**DIRECTIVE**:
The entries below are to be written out again without alteration.

**Records about charts and figures**:
○ ○ ○ ○

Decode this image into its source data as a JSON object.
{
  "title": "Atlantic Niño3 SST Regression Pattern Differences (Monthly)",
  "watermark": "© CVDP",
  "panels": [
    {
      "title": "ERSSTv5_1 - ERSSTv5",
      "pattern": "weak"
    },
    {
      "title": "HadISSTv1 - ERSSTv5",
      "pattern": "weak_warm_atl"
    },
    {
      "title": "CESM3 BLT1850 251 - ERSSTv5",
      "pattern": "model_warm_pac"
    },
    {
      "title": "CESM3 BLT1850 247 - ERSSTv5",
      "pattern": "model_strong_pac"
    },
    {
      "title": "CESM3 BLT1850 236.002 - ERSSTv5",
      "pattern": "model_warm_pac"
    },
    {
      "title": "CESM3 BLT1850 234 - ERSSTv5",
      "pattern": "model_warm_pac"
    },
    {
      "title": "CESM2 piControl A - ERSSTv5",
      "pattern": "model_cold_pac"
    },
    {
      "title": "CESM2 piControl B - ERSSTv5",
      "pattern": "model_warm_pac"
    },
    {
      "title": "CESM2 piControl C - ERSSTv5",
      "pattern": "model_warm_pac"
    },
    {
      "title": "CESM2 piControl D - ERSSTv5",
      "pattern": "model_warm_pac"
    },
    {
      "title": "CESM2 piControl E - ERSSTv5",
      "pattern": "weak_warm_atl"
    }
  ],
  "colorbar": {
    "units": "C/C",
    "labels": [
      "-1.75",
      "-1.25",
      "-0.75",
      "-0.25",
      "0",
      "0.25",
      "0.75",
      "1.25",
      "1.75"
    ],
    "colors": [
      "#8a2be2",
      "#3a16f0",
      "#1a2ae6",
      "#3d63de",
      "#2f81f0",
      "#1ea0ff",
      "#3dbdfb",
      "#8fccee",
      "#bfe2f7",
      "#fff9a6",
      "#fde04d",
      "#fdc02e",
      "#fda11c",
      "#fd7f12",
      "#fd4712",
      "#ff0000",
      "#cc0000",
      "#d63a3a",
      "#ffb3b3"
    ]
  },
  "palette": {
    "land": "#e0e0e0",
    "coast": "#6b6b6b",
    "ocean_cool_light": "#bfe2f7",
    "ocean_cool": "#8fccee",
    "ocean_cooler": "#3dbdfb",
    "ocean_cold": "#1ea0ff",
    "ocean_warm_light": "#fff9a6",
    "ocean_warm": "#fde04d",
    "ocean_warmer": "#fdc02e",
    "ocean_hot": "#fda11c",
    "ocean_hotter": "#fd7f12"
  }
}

○ ○ ○ ○

**RESULT**:
Decode this image into its source data as a JSON object.
{
  "title": "Atlantic Niño3 SST Regression Pattern Differences (Monthly)",
  "watermark": "© CVDP",
  "panels": [
    {
      "title": "ERSSTv5_1 - ERSSTv5",
      "pattern": "weak"
    },
    {
      "title": "HadISSTv1 - ERSSTv5",
      "pattern": "weak_warm_atl"
    },
    {
      "title": "CESM3 BLT1850 251 - ERSSTv5",
      "pattern": "model_warm_pac"
    },
    {
      "title": "CESM3 BLT1850 247 - ERSSTv5",
      "pattern": "model_strong_pac"
    },
    {
      "title": "CESM3 BLT1850 236.002 - ERSSTv5",
      "pattern": "model_warm_pac"
    },
    {
      "title": "CESM3 BLT1850 234 - ERSSTv5",
      "pattern": "model_warm_pac"
    },
    {
      "title": "CESM2 piControl A - ERSSTv5",
      "pattern": "model_cold_pac"
    },
    {
      "title": "CESM2 piControl B - ERSSTv5",
      "pattern": "model_warm_pac"
    },
    {
      "title": "CESM2 piControl C - ERSSTv5",
      "pattern": "model_warm_pac"
    },
    {
      "title": "CESM2 piControl D - ERSSTv5",
      "pattern": "model_warm_pac"
    },
    {
      "title": "CESM2 piControl E - ERSSTv5",
      "pattern": "weak_warm_atl"
    }
  ],
  "colorbar": {
    "units": "C/C",
    "labels": [
      "-1.75",
      "-1.25",
      "-0.75",
      "-0.25",
      "0",
      "0.25",
      "0.75",
      "1.25",
      "1.75"
    ],
    "colors": [
      "#8a2be2",
      "#3a16f0",
      "#1a2ae6",
      "#3d63de",
      "#2f81f0",
      "#1ea0ff",
      "#3dbdfb",
      "#8fccee",
      "#bfe2f7",
      "#fff9a6",
      "#fde04d",
      "#fdc02e",
      "#fda11c",
      "#fd7f12",
      "#fd4712",
      "#ff0000",
      "#cc0000",
      "#d63a3a",
      "#ffb3b3"
    ]
  },
  "palette": {
    "land": "#e0e0e0",
    "coast": "#6b6b6b",
    "ocean_cool_light": "#bfe2f7",
    "ocean_cool": "#8fccee",
    "ocean_cooler": "#3dbdfb",
    "ocean_cold": "#1ea0ff",
    "ocean_warm_light": "#fff9a6",
    "ocean_warm": "#fde04d",
    "ocean_warmer": "#fdc02e",
    "ocean_hot": "#fda11c",
    "ocean_hotter": "#fd7f12"
  }
}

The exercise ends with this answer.